## EXERCISE
For the entries that follow, state how many lines include the word "this", giving the number and nothing else.

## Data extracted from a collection
=======

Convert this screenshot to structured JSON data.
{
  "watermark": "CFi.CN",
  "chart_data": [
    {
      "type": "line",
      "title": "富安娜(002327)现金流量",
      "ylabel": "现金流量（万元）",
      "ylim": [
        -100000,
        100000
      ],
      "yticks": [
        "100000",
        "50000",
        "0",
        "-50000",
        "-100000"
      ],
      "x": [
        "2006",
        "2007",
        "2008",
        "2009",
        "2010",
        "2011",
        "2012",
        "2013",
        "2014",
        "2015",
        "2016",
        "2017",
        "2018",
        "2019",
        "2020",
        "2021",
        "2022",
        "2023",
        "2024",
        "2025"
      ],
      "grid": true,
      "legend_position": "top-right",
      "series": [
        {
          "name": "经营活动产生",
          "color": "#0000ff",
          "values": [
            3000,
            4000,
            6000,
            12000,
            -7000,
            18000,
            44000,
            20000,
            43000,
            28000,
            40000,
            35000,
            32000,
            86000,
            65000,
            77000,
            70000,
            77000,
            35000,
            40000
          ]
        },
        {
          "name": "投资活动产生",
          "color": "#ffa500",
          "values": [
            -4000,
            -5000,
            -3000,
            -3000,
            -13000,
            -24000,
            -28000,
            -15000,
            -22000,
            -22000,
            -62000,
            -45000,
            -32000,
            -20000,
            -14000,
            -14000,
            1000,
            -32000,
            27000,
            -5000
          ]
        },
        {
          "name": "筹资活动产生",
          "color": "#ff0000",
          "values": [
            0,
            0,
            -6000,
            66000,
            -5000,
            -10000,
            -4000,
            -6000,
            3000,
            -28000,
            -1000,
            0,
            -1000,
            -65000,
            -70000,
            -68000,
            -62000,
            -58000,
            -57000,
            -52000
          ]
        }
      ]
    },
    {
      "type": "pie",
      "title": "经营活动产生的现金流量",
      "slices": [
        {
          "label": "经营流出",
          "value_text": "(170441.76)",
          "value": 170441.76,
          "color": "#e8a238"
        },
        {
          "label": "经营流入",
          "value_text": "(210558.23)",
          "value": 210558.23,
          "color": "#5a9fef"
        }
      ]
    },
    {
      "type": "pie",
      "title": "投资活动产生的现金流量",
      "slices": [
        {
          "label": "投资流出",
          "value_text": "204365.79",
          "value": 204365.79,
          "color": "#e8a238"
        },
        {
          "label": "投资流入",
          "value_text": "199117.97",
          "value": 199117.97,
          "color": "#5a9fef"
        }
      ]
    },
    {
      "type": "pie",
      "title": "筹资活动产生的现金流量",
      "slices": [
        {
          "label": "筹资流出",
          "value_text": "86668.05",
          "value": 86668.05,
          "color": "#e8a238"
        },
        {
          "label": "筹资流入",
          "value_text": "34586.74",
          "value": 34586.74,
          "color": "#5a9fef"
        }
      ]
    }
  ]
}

=======

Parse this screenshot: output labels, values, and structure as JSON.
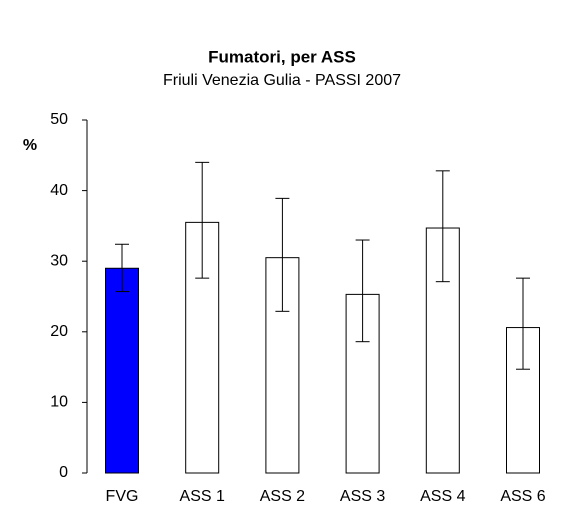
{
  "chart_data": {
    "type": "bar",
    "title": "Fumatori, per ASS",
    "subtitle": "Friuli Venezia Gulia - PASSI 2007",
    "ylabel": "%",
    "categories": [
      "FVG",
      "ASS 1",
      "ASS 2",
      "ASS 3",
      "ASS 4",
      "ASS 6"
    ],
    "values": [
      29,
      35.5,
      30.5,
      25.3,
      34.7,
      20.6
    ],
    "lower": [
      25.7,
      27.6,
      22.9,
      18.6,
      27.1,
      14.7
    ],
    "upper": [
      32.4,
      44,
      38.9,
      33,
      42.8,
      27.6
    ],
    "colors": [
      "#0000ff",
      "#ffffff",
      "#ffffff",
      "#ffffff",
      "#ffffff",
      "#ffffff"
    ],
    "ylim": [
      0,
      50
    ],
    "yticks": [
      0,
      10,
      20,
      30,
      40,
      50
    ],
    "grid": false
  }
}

=======

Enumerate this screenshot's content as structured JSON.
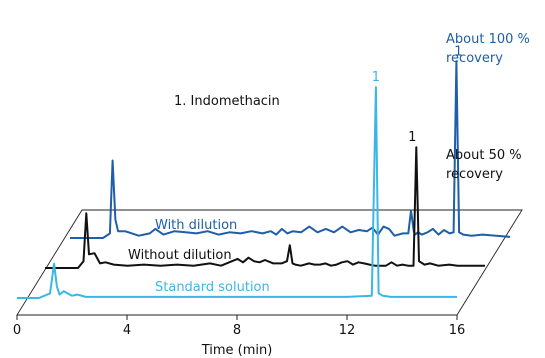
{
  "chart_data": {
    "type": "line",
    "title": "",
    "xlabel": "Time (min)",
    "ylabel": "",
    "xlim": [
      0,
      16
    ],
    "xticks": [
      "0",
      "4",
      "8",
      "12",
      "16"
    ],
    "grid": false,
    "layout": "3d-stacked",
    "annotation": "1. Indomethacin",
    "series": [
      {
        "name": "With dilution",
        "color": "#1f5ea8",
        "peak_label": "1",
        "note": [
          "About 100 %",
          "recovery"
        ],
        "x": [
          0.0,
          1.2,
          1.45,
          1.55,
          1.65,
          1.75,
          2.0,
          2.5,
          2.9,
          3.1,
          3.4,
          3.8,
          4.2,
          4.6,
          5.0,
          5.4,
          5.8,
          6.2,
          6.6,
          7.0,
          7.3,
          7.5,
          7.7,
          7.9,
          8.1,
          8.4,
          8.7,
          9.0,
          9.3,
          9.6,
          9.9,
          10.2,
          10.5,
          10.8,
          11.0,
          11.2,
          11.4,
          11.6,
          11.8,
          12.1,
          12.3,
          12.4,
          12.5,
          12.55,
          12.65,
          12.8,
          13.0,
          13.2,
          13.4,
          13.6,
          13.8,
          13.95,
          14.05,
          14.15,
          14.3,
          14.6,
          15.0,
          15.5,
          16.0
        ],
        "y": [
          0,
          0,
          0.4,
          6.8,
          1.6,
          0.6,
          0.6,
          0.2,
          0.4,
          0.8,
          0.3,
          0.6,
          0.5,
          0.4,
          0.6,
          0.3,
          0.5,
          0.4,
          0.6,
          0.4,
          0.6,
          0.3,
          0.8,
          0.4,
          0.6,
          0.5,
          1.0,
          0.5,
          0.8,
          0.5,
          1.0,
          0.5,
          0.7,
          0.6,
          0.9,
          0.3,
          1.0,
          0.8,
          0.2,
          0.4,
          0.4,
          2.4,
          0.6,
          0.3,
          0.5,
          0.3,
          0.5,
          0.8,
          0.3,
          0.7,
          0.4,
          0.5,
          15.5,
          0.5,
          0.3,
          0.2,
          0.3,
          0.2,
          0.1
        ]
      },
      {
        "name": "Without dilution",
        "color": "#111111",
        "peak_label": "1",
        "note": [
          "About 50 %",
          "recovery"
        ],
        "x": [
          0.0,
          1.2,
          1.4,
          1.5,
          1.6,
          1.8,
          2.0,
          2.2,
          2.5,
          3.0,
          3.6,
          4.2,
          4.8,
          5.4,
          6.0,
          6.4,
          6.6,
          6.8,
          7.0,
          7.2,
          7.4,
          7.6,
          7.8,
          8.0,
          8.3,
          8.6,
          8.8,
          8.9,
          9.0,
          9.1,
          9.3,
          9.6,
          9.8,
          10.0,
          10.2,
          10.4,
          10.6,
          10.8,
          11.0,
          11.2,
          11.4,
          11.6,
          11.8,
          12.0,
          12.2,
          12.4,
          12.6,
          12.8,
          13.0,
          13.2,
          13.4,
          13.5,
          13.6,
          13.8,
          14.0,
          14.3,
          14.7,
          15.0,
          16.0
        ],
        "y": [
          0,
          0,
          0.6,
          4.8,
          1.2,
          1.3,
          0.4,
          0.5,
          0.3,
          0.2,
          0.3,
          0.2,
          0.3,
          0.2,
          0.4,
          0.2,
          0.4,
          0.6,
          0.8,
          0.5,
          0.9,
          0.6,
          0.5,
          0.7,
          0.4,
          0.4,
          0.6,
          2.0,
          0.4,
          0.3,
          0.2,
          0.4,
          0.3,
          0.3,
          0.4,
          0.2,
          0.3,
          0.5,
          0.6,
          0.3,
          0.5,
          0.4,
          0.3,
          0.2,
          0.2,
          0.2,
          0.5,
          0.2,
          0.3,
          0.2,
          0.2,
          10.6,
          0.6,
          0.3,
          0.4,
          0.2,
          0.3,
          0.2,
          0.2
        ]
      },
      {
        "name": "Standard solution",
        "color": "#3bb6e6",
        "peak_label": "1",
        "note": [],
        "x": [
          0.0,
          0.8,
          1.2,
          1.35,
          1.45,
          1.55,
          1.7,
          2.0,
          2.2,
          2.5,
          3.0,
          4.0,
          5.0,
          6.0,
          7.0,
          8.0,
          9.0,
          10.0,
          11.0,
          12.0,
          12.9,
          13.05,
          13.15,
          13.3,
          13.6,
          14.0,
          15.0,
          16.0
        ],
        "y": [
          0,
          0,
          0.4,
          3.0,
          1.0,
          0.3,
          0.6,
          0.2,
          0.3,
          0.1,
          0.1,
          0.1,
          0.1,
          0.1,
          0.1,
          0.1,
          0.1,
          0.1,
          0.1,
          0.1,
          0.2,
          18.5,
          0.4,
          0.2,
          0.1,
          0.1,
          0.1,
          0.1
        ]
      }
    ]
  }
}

=======

## RESULT OF THE TASK
3